Supplied entries.

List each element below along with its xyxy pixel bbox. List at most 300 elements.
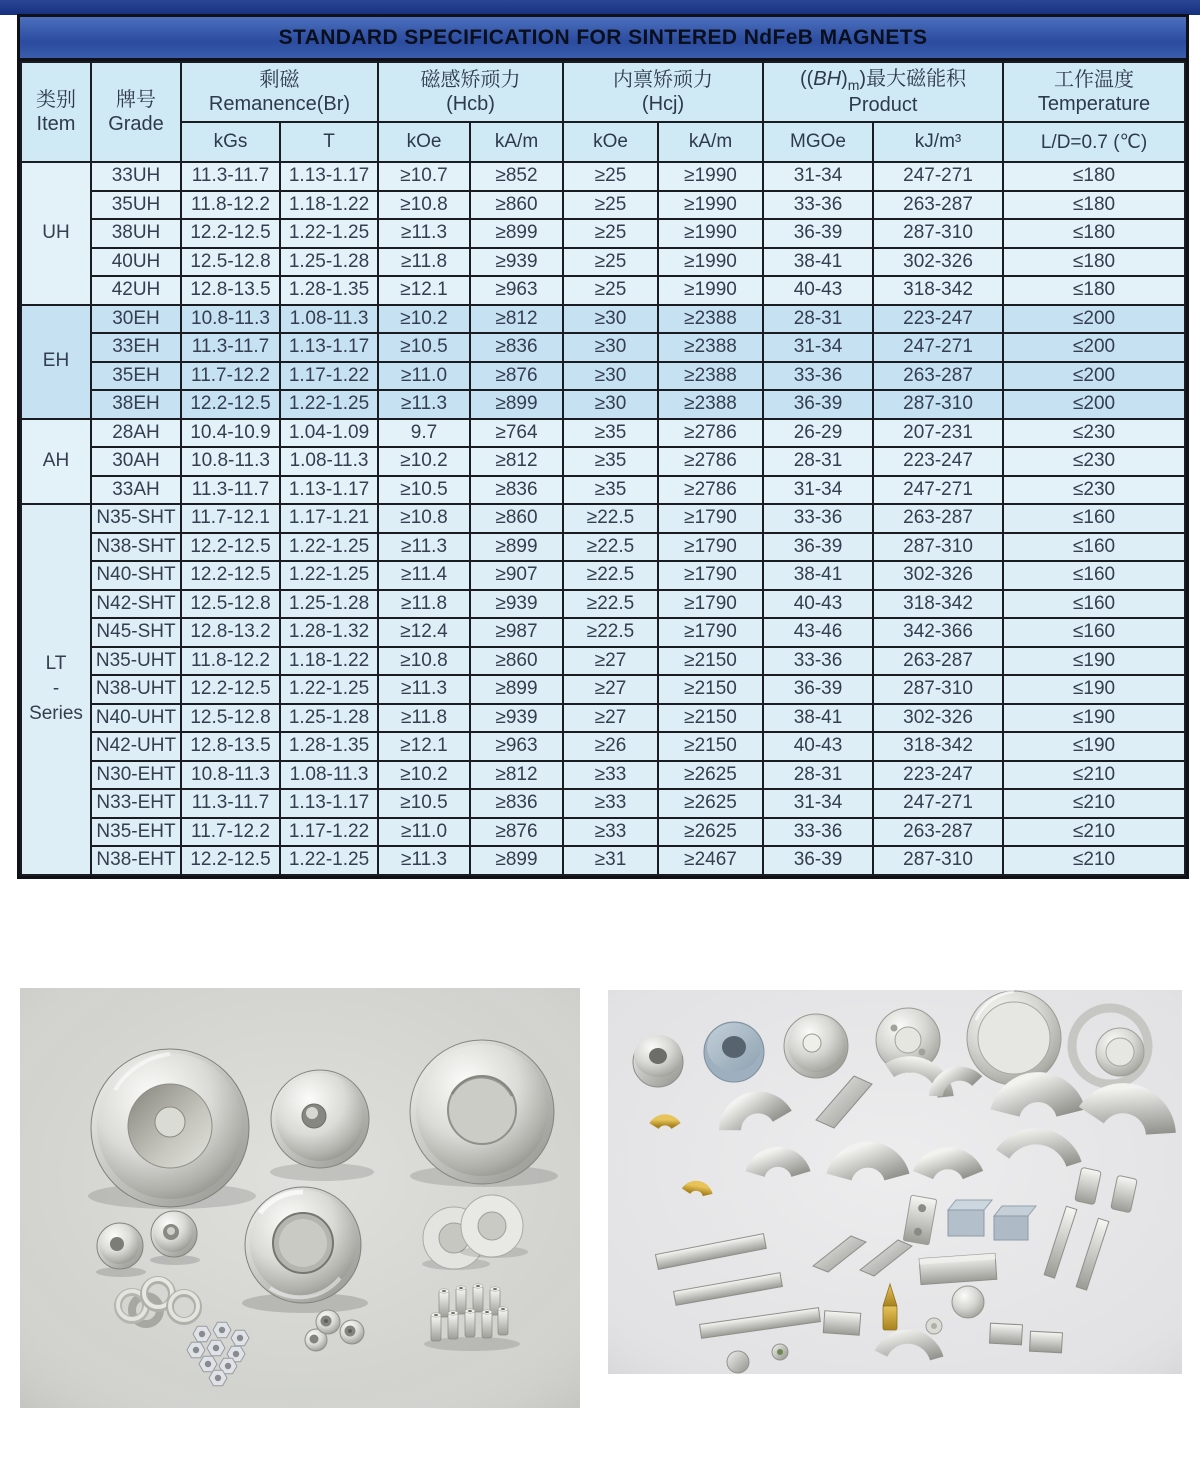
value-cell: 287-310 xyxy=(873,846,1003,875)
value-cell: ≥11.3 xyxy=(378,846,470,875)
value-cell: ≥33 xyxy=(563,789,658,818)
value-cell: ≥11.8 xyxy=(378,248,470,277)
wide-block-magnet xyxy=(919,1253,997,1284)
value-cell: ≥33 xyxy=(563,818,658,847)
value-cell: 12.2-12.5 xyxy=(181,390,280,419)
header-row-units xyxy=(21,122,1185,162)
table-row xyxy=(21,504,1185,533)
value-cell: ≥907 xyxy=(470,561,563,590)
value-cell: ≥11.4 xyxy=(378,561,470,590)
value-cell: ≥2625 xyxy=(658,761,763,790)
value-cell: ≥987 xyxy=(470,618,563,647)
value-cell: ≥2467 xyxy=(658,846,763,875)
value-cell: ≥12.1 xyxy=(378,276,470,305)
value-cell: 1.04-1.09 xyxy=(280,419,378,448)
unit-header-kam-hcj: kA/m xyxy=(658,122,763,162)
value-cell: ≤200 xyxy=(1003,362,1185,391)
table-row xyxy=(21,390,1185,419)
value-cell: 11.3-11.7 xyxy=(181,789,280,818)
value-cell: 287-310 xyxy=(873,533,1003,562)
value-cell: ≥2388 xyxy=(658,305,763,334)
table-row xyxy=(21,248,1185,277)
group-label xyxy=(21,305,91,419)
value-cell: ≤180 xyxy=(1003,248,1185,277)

Written request. Copy the records above line for line without changing anything, and leave the pictures out.

Output.
List each element below along with its xyxy pixel bbox. List at most 300 elements.
value-cell: 287-310 xyxy=(873,846,1003,875)
value-cell: ≥11.3 xyxy=(378,846,470,875)
value-cell: ≥33 xyxy=(563,789,658,818)
value-cell: ≥11.8 xyxy=(378,248,470,277)
wide-block-magnet xyxy=(919,1253,997,1284)
value-cell: ≥33 xyxy=(563,818,658,847)
value-cell: 12.2-12.5 xyxy=(181,390,280,419)
header-row-units xyxy=(21,122,1185,162)
table-row xyxy=(21,504,1185,533)
value-cell: ≥907 xyxy=(470,561,563,590)
value-cell: ≥11.4 xyxy=(378,561,470,590)
value-cell: ≥2625 xyxy=(658,761,763,790)
value-cell: ≥987 xyxy=(470,618,563,647)
value-cell: ≥2467 xyxy=(658,846,763,875)
value-cell: ≥12.1 xyxy=(378,276,470,305)
value-cell: 1.04-1.09 xyxy=(280,419,378,448)
unit-header-kam-hcj: kA/m xyxy=(658,122,763,162)
value-cell: ≤200 xyxy=(1003,362,1185,391)
table-row xyxy=(21,390,1185,419)
value-cell: 11.3-11.7 xyxy=(181,789,280,818)
value-cell: 287-310 xyxy=(873,533,1003,562)
value-cell: ≥2388 xyxy=(658,305,763,334)
table-row xyxy=(21,248,1185,277)
group-label xyxy=(21,305,91,419)
value-cell: ≤180 xyxy=(1003,248,1185,277)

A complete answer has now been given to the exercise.